→ PROVIDED RECORDS
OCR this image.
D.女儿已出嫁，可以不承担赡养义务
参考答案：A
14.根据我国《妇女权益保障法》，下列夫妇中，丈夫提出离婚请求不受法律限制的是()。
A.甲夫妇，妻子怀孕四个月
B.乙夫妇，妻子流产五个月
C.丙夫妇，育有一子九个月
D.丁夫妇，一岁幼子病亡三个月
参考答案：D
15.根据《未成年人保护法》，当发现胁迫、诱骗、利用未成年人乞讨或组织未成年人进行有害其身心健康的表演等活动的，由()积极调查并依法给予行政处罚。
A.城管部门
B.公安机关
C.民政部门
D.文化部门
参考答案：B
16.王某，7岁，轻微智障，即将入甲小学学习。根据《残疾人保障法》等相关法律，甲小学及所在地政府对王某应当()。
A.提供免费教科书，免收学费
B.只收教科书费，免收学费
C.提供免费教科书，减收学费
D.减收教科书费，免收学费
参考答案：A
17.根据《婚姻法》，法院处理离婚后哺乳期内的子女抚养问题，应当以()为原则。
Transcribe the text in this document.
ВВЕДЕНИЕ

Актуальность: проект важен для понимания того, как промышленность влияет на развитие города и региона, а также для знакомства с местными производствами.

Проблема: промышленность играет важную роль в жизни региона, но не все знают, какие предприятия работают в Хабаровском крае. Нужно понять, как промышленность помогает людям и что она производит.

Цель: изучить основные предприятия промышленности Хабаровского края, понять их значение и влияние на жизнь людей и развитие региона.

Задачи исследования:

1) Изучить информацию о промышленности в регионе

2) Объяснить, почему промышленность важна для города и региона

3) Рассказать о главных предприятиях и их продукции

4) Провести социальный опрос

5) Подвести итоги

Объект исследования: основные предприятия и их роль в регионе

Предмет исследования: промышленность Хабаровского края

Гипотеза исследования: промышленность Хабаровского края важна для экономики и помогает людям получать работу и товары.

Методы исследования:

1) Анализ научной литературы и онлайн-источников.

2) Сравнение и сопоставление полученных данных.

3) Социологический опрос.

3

→ PROBLEM DESCRIPTION
Transcribe the whole listing with nothing added or left out.

→ SOLUTION TO THIS PROBLEM
OCR this image.
D.女儿已出嫁，可以不承担赡养义务
参考答案：A
14.根据我国《妇女权益保障法》，下列夫妇中，丈夫提出离婚请求不受法律限制的是()。
A.甲夫妇，妻子怀孕四个月
B.乙夫妇，妻子流产五个月
C.丙夫妇，育有一子九个月
D.丁夫妇，一岁幼子病亡三个月
参考答案：D
15.根据《未成年人保护法》，当发现胁迫、诱骗、利用未成年人乞讨或组织未成年人进行有害其身心健康的表演等活动的，由()积极调查并依法给予行政处罚。
A.城管部门
B.公安机关
C.民政部门
D.文化部门
参考答案：B
16.王某，7岁，轻微智障，即将入甲小学学习。根据《残疾人保障法》等相关法律，甲小学及所在地政府对王某应当()。
A.提供免费教科书，免收学费
B.只收教科书费，免收学费
C.提供免费教科书，减收学费
D.减收教科书费，免收学费
参考答案：A
17.根据《婚姻法》，法院处理离婚后哺乳期内的子女抚养问题，应当以()为原则。
Transcribe the text in this document.
ВВЕДЕНИЕ

Актуальность: проект важен для понимания того, как промышленность влияет на развитие города и региона, а также для знакомства с местными производствами.

Проблема: промышленность играет важную роль в жизни региона, но не все знают, какие предприятия работают в Хабаровском крае. Нужно понять, как промышленность помогает людям и что она производит.

Цель: изучить основные предприятия промышленности Хабаровского края, понять их значение и влияние на жизнь людей и развитие региона.

Задачи исследования:

1) Изучить информацию о промышленности в регионе

2) Объяснить, почему промышленность важна для города и региона

3) Рассказать о главных предприятиях и их продукции

4) Провести социальный опрос

5) Подвести итоги

Объект исследования: основные предприятия и их роль в регионе

Предмет исследования: промышленность Хабаровского края

Гипотеза исследования: промышленность Хабаровского края важна для экономики и помогает людям получать работу и товары.

Методы исследования:

1) Анализ научной литературы и онлайн-источников.

2) Сравнение и сопоставление полученных данных.

3) Социологический опрос.

3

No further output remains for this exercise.